>>>>
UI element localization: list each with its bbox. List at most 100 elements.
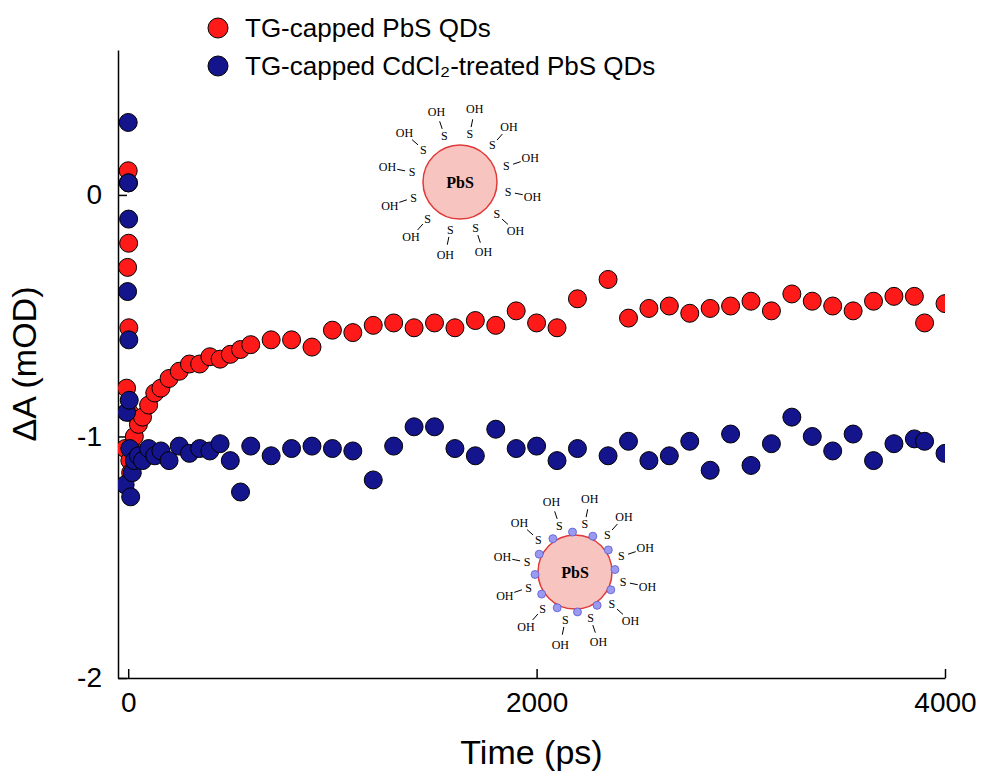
data-point — [722, 425, 740, 443]
ligand-atom: S — [581, 517, 588, 531]
qd-core — [538, 535, 612, 609]
ligand-bond — [399, 200, 407, 203]
data-point — [283, 331, 301, 349]
ligand-bond — [628, 552, 636, 555]
data-point — [344, 442, 362, 460]
ligand-atom: S — [556, 519, 563, 533]
ligand-atom: S — [420, 143, 427, 157]
data-point — [824, 442, 842, 460]
ligand-atom: S — [424, 212, 431, 226]
data-point — [405, 319, 423, 337]
ligand-end: OH — [521, 151, 539, 165]
x-tick-mark — [128, 669, 130, 678]
cd-site — [611, 566, 619, 574]
data-point — [487, 420, 505, 438]
ligand-bond — [562, 627, 564, 635]
data-point — [681, 432, 699, 450]
data-point — [916, 314, 934, 332]
data-point — [619, 432, 637, 450]
y-axis: -2-10 — [77, 51, 127, 694]
data-point — [364, 471, 382, 489]
data-point — [762, 302, 780, 320]
data-point — [936, 444, 945, 462]
data-point — [122, 488, 140, 506]
data-point — [242, 336, 260, 354]
cd-site — [531, 570, 539, 578]
ligand-end: OH — [466, 102, 484, 116]
data-point — [323, 440, 341, 458]
data-point — [466, 447, 484, 465]
ligand-end: OH — [543, 495, 561, 509]
data-point — [701, 299, 719, 317]
data-point — [211, 435, 229, 453]
ligand-end: OH — [636, 541, 654, 555]
data-point — [120, 234, 138, 252]
data-point — [303, 338, 321, 356]
data-point — [528, 314, 546, 332]
legend-marker — [208, 18, 228, 38]
data-point — [599, 270, 617, 288]
ligand-bond — [533, 614, 538, 620]
data-point — [762, 435, 780, 453]
x-tick: 2000 — [506, 669, 568, 718]
data-point — [262, 447, 280, 465]
ligand-end: OH — [475, 245, 493, 259]
data-point — [660, 447, 678, 465]
ligand-atom: S — [608, 597, 615, 611]
ligand-end: OH — [496, 589, 514, 603]
data-point — [936, 295, 945, 313]
ligand-bond — [471, 119, 473, 127]
ligand-end: OH — [428, 105, 446, 119]
cd-site — [538, 590, 546, 598]
ligand-end: OH — [639, 580, 657, 594]
x-tick-mark — [536, 669, 538, 678]
data-point — [232, 483, 250, 501]
cd-site — [604, 546, 612, 554]
ligand-bond — [630, 583, 638, 585]
x-tick-label: 4000 — [914, 687, 976, 718]
ligand-atom: S — [618, 549, 625, 563]
legend: TG-capped PbS QDsTG-capped CdCl₂-treated… — [208, 13, 655, 81]
data-point — [916, 432, 934, 450]
data-point — [385, 314, 403, 332]
qd-core — [423, 145, 497, 219]
data-point — [426, 314, 444, 332]
data-point — [446, 319, 464, 337]
ligand-bond — [447, 237, 449, 245]
ligand-bond — [593, 625, 596, 633]
data-point — [660, 297, 678, 315]
data-point — [120, 210, 138, 228]
data-point — [640, 452, 658, 470]
data-point — [844, 425, 862, 443]
data-point — [528, 437, 546, 455]
data-point — [568, 290, 586, 308]
ligand-end: OH — [402, 230, 420, 244]
x-axis-title: Time (ps) — [460, 733, 602, 771]
ligand-end: OH — [622, 614, 640, 628]
ligand-end: OH — [381, 199, 399, 213]
x-tick-label: 0 — [121, 687, 137, 718]
legend-label: TG-capped PbS QDs — [245, 13, 491, 43]
y-axis-title: ΔA (mOD) — [5, 287, 43, 442]
ligand-atom: S — [472, 221, 479, 235]
chart: 0 2000 4000 -2-10 Time (ps) ΔA (mOD) S OH S OH S OH… — [0, 0, 985, 784]
ligand-atom: S — [524, 555, 531, 569]
plot-area — [118, 113, 945, 505]
data-point — [119, 174, 137, 192]
data-point — [568, 440, 586, 458]
ligand-bond — [513, 162, 521, 165]
data-point — [262, 331, 280, 349]
data-point — [507, 440, 525, 458]
data-point — [865, 292, 883, 310]
legend-marker — [208, 56, 228, 76]
y-tick-mark — [118, 195, 127, 197]
data-point — [119, 174, 137, 192]
data-point — [548, 319, 566, 337]
data-point — [507, 302, 525, 320]
y-tick-label: 0 — [86, 179, 102, 210]
cd-site — [549, 535, 557, 543]
x-axis-line — [119, 678, 946, 680]
ligand-end: OH — [552, 638, 570, 652]
x-tick: 4000 — [914, 669, 976, 718]
ligand-atom: S — [409, 165, 416, 179]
<<<<
[The request] Recast the data above as a Markdown table with two columns, "Row" and "Data line," giving each line its own numbered row and skipping blank lines. Leave the picture out of the table.

[Result of the exercise]
| Row | Data line |
|---|---|
| 1 | UI element localization: list each with its bbox. List at most 100 elements. |
| 2 | data-point — [722, 425, 740, 443] |
| 3 | ligand-atom: S — [581, 517, 588, 531] |
| 4 | qd-core — [538, 535, 612, 609] |
| 5 | ligand-bond — [399, 200, 407, 203] |
| 6 | data-point — [283, 331, 301, 349] |
| 7 | ligand-bond — [628, 552, 636, 555] |
| 8 | data-point — [344, 442, 362, 460] |
| 9 | ligand-atom: S — [556, 519, 563, 533] |
| 10 | ligand-atom: S — [420, 143, 427, 157] |
| 11 | data-point — [824, 442, 842, 460] |
| 12 | ligand-atom: S — [424, 212, 431, 226] |
| 13 | data-point — [405, 319, 423, 337] |
| 14 | ligand-end: OH — [521, 151, 539, 165] |
| 15 | x-tick-mark — [128, 669, 130, 678] |
| 16 | cd-site — [611, 566, 619, 574] |
| 17 | data-point — [487, 420, 505, 438] |
| 18 | ligand-bond — [562, 627, 564, 635] |
| 19 | data-point — [681, 432, 699, 450] |
| 20 | data-point — [916, 314, 934, 332] |
| 21 | data-point — [619, 432, 637, 450] |
| 22 | y-axis: -2-10 — [77, 51, 127, 694] |
| 23 | data-point — [364, 471, 382, 489] |
| 24 | data-point — [762, 302, 780, 320] |
| 25 | data-point — [936, 444, 945, 462] |
| 26 | data-point — [122, 488, 140, 506] |
| 27 | data-point — [242, 336, 260, 354] |
| 28 | cd-site — [531, 570, 539, 578] |
| 29 | ligand-end: OH — [466, 102, 484, 116] |
| 30 | data-point — [323, 440, 341, 458] |
| 31 | data-point — [466, 447, 484, 465] |
| 32 | ligand-end: OH — [543, 495, 561, 509] |
| 33 | data-point — [701, 299, 719, 317] |
| 34 | data-point — [211, 435, 229, 453] |
| 35 | ligand-end: OH — [636, 541, 654, 555] |
| 36 | data-point — [120, 234, 138, 252] |
| 37 | data-point — [303, 338, 321, 356] |
| 38 | data-point — [528, 314, 546, 332] |
| 39 | legend-marker — [208, 18, 228, 38] |
| 40 | data-point — [599, 270, 617, 288] |
| 41 | ligand-bond — [533, 614, 538, 620] |
| 42 | data-point — [762, 435, 780, 453] |
| 43 | x-tick: 2000 — [506, 669, 568, 718] |
| 44 | data-point — [262, 447, 280, 465] |
| 45 | ligand-end: OH — [475, 245, 493, 259] |
| 46 | data-point — [660, 447, 678, 465] |
| 47 | ligand-atom: S — [608, 597, 615, 611] |
| 48 | ligand-end: OH — [496, 589, 514, 603] |
| 49 | data-point — [936, 295, 945, 313] |
| 50 | ligand-bond — [471, 119, 473, 127] |
| 51 | ligand-end: OH — [428, 105, 446, 119] |
| 52 | cd-site — [538, 590, 546, 598] |
| 53 | ligand-end: OH — [639, 580, 657, 594] |
| 54 | x-tick-mark — [536, 669, 538, 678] |
| 55 | data-point — [232, 483, 250, 501] |
| 56 | cd-site — [604, 546, 612, 554] |
| 57 | ligand-bond — [630, 583, 638, 585] |
| 58 | x-tick-label: 4000 — [914, 687, 976, 718] |
| 59 | ligand-atom: S — [618, 549, 625, 563] |
| 60 | legend: TG-capped PbS QDsTG-capped CdCl₂-treated… — [208, 13, 655, 81] |
| 61 | data-point — [916, 432, 934, 450] |
| 62 | data-point — [385, 314, 403, 332] |
| 63 | qd-core — [423, 145, 497, 219] |
| 64 | data-point — [426, 314, 444, 332] |
| 65 | data-point — [446, 319, 464, 337] |
| 66 | ligand-bond — [447, 237, 449, 245] |
| 67 | ligand-bond — [593, 625, 596, 633] |
| 68 | data-point — [660, 297, 678, 315] |
| 69 | data-point — [120, 210, 138, 228] |
| 70 | data-point — [640, 452, 658, 470] |
| 71 | data-point — [844, 425, 862, 443] |
| 72 | data-point — [528, 437, 546, 455] |
| 73 | data-point — [568, 290, 586, 308] |
| 74 | ligand-end: OH — [402, 230, 420, 244] |
| 75 | x-axis-title: Time (ps) — [460, 733, 602, 771] |
| 76 | ligand-end: OH — [622, 614, 640, 628] |
| 77 | ligand-end: OH — [381, 199, 399, 213] |
| 78 | x-tick-label: 0 — [121, 687, 137, 718] |
| 79 | legend-label: TG-capped PbS QDs — [245, 13, 491, 43] |
| 80 | y-axis-title: ΔA (mOD) — [5, 287, 43, 442] |
| 81 | ligand-atom: S — [472, 221, 479, 235] |
| 82 | chart: 0 2000 4000 -2-10 Time (ps) ΔA (mOD) S OH S OH S OH… — [0, 0, 985, 784] |
| 83 | ligand-atom: S — [524, 555, 531, 569] |
| 84 | plot-area — [118, 113, 945, 505] |
| 85 | data-point — [119, 174, 137, 192] |
| 86 | data-point — [568, 440, 586, 458] |
| 87 | ligand-bond — [513, 162, 521, 165] |
| 88 | data-point — [262, 331, 280, 349] |
| 89 | data-point — [507, 440, 525, 458] |
| 90 | data-point — [865, 292, 883, 310] |
| 91 | legend-marker — [208, 56, 228, 76] |
| 92 | y-tick-mark — [118, 195, 127, 197] |
| 93 | data-point — [119, 174, 137, 192] |
| 94 | data-point — [548, 319, 566, 337] |
| 95 | data-point — [507, 302, 525, 320] |
| 96 | y-tick-label: 0 — [86, 179, 102, 210] |
| 97 | cd-site — [549, 535, 557, 543] |
| 98 | x-axis-line — [119, 678, 946, 680] |
| 99 | ligand-end: OH — [552, 638, 570, 652] |
| 100 | x-tick: 4000 — [914, 669, 976, 718] |
| 101 | ligand-atom: S — [409, 165, 416, 179] |